WRITTEN EXERCISE
Copy the entries below word for word, starting at the first line and stopping after the line that contains "column-assigner-icon: y=f(x) —".

MATERIAL PROVIDED
----------

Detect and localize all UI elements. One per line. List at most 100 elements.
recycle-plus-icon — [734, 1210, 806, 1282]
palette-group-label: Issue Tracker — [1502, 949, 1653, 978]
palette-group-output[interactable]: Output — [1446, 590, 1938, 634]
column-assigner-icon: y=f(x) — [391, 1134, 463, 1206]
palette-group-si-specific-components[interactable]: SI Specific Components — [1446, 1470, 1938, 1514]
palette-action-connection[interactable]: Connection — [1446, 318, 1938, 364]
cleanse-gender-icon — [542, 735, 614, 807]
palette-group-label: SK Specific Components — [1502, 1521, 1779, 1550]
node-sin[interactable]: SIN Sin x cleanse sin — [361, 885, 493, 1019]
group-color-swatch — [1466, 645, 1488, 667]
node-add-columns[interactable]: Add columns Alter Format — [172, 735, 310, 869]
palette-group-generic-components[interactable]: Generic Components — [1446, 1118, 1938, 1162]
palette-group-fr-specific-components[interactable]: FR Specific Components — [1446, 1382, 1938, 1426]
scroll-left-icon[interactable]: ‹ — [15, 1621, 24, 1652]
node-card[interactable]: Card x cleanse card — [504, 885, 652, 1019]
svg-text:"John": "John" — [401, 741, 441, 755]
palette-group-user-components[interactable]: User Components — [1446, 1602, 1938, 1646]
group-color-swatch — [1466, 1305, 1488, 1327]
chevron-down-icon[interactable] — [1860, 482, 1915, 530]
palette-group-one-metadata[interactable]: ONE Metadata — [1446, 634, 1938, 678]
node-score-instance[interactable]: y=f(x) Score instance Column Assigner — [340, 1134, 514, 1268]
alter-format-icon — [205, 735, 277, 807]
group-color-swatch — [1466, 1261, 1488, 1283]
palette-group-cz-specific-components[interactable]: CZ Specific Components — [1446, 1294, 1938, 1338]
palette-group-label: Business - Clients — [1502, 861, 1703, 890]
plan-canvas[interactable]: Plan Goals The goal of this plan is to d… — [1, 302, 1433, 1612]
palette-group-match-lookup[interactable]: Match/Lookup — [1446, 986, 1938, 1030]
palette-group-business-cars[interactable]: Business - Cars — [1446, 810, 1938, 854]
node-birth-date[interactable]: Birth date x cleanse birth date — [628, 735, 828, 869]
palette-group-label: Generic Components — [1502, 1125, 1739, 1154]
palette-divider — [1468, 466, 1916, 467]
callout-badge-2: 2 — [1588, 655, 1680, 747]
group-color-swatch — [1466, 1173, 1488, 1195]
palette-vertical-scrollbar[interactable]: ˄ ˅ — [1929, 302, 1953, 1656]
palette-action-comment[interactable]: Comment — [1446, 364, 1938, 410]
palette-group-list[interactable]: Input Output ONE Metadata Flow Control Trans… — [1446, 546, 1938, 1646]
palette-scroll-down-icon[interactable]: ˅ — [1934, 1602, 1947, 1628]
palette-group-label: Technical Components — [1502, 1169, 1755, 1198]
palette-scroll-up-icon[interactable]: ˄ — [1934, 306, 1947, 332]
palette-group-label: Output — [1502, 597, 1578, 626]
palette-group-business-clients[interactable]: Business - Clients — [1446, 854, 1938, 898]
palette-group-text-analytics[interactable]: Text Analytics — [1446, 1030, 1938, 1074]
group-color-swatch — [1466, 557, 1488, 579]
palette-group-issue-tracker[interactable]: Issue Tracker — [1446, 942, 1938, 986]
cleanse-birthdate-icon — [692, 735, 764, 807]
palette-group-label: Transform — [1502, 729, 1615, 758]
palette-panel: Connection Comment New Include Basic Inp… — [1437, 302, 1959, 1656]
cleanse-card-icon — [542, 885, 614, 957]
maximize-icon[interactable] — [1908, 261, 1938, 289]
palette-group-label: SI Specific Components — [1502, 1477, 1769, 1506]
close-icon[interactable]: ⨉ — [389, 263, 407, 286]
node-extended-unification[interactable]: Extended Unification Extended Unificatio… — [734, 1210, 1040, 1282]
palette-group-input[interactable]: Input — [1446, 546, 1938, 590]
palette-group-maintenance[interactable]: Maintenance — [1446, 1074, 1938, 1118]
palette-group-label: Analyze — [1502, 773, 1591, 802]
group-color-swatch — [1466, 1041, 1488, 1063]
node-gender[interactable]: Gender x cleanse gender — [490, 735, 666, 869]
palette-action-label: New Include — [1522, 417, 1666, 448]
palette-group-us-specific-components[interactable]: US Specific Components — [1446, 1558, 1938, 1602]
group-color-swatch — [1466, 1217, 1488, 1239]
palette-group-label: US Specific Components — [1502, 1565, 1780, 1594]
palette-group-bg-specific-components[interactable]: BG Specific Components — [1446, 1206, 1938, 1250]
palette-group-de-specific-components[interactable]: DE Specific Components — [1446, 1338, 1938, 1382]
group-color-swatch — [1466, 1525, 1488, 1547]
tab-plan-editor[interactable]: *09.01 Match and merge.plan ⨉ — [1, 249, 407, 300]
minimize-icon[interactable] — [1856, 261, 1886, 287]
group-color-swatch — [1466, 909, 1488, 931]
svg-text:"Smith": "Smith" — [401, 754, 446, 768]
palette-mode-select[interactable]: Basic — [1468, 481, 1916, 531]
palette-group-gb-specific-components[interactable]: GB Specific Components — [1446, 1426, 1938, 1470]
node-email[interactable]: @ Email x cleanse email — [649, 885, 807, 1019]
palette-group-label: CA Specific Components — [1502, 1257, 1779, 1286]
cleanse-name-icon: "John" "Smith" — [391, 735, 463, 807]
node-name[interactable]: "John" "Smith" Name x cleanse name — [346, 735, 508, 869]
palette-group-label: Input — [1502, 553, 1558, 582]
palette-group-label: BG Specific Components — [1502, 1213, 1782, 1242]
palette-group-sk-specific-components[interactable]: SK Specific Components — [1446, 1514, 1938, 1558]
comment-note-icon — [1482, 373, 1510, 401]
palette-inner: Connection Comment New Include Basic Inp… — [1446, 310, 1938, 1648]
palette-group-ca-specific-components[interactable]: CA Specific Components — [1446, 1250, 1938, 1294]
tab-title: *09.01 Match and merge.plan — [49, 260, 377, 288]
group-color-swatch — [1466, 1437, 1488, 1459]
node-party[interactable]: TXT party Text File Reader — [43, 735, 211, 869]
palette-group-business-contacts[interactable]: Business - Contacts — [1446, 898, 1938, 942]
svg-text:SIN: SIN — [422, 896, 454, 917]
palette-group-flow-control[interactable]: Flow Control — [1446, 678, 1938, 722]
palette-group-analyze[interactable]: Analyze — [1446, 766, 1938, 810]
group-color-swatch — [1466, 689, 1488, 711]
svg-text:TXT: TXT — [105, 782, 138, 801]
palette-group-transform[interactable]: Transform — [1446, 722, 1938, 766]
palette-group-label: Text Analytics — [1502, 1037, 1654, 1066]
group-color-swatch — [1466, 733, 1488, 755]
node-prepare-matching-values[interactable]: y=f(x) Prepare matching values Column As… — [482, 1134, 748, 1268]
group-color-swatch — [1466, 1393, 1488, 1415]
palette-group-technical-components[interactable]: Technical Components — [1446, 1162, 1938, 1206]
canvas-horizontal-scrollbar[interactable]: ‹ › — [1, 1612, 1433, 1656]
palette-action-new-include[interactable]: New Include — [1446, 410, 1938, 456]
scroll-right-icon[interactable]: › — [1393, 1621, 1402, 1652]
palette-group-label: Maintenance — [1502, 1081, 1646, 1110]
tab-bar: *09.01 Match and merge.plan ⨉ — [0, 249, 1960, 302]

----------

RESPONSE
Detect and localize all UI elements. One per line. List at most 100 elements.
recycle-plus-icon — [734, 1210, 806, 1282]
palette-group-label: Issue Tracker — [1502, 949, 1653, 978]
palette-group-output[interactable]: Output — [1446, 590, 1938, 634]
column-assigner-icon: y=f(x) — [391, 1134, 463, 1206]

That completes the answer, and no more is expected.